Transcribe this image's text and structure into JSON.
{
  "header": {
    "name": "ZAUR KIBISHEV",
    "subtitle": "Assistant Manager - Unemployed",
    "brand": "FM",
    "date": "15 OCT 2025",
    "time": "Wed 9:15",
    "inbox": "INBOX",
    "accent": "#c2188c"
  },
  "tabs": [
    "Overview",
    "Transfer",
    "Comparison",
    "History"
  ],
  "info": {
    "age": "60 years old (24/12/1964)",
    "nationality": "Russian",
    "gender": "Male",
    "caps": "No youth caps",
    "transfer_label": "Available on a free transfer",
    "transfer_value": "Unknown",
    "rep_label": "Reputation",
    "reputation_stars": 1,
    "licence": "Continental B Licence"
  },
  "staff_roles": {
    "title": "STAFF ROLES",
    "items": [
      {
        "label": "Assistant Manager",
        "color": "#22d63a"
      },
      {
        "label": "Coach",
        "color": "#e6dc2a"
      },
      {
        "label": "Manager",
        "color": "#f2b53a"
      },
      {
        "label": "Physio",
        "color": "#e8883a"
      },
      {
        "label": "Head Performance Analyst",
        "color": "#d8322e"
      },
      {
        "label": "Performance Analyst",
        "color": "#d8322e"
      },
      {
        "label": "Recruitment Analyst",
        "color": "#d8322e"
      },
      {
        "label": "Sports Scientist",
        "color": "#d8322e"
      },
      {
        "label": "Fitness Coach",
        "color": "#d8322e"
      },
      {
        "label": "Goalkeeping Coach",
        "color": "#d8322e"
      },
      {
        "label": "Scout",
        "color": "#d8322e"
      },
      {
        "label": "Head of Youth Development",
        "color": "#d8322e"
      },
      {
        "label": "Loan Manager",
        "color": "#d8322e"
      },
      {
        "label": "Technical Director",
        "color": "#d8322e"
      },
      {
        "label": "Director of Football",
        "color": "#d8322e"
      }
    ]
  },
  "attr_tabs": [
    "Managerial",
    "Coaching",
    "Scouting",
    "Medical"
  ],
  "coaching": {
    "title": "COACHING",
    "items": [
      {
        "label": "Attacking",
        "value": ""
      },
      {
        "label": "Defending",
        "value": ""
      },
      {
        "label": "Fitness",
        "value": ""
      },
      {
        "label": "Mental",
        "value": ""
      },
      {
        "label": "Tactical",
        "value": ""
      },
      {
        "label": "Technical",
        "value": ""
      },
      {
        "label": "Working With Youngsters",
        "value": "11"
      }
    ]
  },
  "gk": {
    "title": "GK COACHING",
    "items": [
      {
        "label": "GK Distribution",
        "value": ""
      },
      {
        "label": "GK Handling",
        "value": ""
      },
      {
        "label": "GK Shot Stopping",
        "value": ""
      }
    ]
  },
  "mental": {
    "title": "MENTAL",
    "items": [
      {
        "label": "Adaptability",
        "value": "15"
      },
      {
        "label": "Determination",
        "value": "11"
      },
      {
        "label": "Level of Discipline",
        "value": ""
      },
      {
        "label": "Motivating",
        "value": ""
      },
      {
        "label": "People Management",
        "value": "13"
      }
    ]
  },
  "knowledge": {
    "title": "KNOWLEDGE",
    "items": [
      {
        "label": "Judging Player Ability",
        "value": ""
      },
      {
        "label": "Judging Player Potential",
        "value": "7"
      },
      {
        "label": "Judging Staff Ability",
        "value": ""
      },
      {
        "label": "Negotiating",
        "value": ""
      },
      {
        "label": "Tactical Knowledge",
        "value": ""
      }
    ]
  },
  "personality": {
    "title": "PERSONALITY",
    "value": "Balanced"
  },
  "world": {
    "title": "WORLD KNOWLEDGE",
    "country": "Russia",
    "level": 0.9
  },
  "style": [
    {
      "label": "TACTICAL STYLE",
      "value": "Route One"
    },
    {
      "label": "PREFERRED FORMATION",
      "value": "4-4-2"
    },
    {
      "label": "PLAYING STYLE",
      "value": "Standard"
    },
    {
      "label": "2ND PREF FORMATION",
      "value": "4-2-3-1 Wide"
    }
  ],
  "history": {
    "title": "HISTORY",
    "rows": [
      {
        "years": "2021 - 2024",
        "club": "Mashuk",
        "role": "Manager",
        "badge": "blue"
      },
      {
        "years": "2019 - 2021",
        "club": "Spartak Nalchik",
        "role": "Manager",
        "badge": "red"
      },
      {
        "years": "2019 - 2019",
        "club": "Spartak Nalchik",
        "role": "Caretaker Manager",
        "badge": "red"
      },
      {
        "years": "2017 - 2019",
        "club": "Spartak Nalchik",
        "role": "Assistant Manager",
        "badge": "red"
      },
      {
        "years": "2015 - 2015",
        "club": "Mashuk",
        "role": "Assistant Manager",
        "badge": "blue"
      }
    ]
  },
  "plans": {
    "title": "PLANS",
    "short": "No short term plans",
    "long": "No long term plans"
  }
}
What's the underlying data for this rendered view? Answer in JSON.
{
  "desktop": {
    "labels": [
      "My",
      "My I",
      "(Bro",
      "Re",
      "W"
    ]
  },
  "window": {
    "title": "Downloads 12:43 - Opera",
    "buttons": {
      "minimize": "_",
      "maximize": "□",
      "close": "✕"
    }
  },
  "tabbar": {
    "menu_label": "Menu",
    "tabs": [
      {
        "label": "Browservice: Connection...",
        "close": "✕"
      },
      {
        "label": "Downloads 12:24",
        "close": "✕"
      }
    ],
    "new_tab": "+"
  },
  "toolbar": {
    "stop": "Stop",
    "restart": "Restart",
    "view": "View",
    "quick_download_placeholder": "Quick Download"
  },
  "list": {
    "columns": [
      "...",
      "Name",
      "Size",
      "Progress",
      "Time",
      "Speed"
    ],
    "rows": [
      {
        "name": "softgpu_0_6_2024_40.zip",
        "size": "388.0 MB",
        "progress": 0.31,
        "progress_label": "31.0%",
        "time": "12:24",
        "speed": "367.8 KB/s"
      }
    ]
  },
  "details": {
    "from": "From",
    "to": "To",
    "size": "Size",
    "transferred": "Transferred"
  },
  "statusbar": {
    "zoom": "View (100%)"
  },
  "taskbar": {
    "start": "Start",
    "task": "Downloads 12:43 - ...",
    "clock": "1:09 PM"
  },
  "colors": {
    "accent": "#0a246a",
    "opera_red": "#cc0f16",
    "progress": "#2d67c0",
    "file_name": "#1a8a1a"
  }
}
──────────
▶ _TASK PROMPT_: Your task is to extract the lines running from the one with "What's the underlying" to the end of the material, inclusive, copying each exactly and adding nothing.

▶ _SOLUTION BELOW_:
What's the underlying data for this rendered view? Answer in JSON.
{
  "desktop": {
    "labels": [
      "My",
      "My I",
      "(Bro",
      "Re",
      "W"
    ]
  },
  "window": {
    "title": "Downloads 12:43 - Opera",
    "buttons": {
      "minimize": "_",
      "maximize": "□",
      "close": "✕"
    }
  },
  "tabbar": {
    "menu_label": "Menu",
    "tabs": [
      {
        "label": "Browservice: Connection...",
        "close": "✕"
      },
      {
        "label": "Downloads 12:24",
        "close": "✕"
      }
    ],
    "new_tab": "+"
  },
  "toolbar": {
    "stop": "Stop",
    "restart": "Restart",
    "view": "View",
    "quick_download_placeholder": "Quick Download"
  },
  "list": {
    "columns": [
      "...",
      "Name",
      "Size",
      "Progress",
      "Time",
      "Speed"
    ],
    "rows": [
      {
        "name": "softgpu_0_6_2024_40.zip",
        "size": "388.0 MB",
        "progress": 0.31,
        "progress_label": "31.0%",
        "time": "12:24",
        "speed": "367.8 KB/s"
      }
    ]
  },
  "details": {
    "from": "From",
    "to": "To",
    "size": "Size",
    "transferred": "Transferred"
  },
  "statusbar": {
    "zoom": "View (100%)"
  },
  "taskbar": {
    "start": "Start",
    "task": "Downloads 12:43 - ...",
    "clock": "1:09 PM"
  },
  "colors": {
    "accent": "#0a246a",
    "opera_red": "#cc0f16",
    "progress": "#2d67c0",
    "file_name": "#1a8a1a"
  }
}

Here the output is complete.